**Activity**
Lines holding the string "designed" are the ones to copy; find them all in the data.

____ Dataset extract

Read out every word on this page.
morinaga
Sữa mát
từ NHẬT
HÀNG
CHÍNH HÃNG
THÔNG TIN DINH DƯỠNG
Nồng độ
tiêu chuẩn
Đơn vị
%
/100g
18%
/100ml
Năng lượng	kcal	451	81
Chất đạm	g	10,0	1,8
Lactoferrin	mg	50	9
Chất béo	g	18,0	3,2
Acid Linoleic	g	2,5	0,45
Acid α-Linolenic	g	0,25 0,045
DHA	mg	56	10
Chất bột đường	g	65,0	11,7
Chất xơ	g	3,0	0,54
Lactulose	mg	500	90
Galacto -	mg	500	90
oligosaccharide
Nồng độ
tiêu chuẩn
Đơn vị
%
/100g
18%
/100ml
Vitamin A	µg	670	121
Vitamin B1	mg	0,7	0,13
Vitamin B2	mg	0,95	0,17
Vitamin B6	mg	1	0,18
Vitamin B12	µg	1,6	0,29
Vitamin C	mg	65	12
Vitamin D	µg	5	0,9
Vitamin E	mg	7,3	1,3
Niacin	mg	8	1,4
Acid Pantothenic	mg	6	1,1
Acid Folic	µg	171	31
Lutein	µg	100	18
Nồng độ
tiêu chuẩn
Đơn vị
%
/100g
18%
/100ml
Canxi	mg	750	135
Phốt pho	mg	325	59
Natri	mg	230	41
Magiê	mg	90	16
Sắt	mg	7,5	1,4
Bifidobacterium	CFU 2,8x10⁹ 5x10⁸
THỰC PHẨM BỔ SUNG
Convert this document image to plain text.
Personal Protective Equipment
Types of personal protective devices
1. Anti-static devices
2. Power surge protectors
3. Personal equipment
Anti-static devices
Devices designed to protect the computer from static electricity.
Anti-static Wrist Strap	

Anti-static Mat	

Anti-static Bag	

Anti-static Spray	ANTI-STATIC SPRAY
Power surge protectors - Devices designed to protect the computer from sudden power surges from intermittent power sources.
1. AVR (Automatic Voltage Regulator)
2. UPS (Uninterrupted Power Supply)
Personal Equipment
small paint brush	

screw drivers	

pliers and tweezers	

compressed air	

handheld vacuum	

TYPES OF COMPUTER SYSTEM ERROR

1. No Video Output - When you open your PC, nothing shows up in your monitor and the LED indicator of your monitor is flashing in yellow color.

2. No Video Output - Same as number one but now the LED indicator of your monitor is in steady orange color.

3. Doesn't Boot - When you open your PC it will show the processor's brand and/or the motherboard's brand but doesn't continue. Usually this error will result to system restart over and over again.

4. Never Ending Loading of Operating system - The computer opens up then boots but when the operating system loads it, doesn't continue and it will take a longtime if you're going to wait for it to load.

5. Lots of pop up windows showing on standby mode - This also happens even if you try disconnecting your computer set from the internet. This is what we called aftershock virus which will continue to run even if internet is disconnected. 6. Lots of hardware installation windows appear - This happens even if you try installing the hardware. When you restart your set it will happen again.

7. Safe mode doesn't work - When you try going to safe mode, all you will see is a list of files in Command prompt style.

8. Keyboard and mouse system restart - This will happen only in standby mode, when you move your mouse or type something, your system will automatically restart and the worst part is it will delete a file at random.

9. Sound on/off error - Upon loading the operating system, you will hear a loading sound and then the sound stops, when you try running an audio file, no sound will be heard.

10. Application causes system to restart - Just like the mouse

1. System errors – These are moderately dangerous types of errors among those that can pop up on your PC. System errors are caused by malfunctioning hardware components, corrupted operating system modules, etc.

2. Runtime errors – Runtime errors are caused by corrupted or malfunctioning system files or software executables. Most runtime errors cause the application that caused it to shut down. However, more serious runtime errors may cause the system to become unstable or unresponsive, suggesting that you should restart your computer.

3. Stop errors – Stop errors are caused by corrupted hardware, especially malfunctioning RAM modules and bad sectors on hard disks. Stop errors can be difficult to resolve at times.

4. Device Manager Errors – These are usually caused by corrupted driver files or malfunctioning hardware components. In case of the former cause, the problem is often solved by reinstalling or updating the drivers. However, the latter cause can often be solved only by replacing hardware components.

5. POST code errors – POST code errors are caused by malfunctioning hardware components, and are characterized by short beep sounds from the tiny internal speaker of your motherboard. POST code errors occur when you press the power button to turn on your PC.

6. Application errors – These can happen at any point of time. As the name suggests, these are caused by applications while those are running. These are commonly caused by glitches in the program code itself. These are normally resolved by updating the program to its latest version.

________

**Solution for this exercise**
Devices designed to protect the computer from static electricity.
Power surge protectors - Devices designed to protect the computer from sudden power surges from intermittent power sources.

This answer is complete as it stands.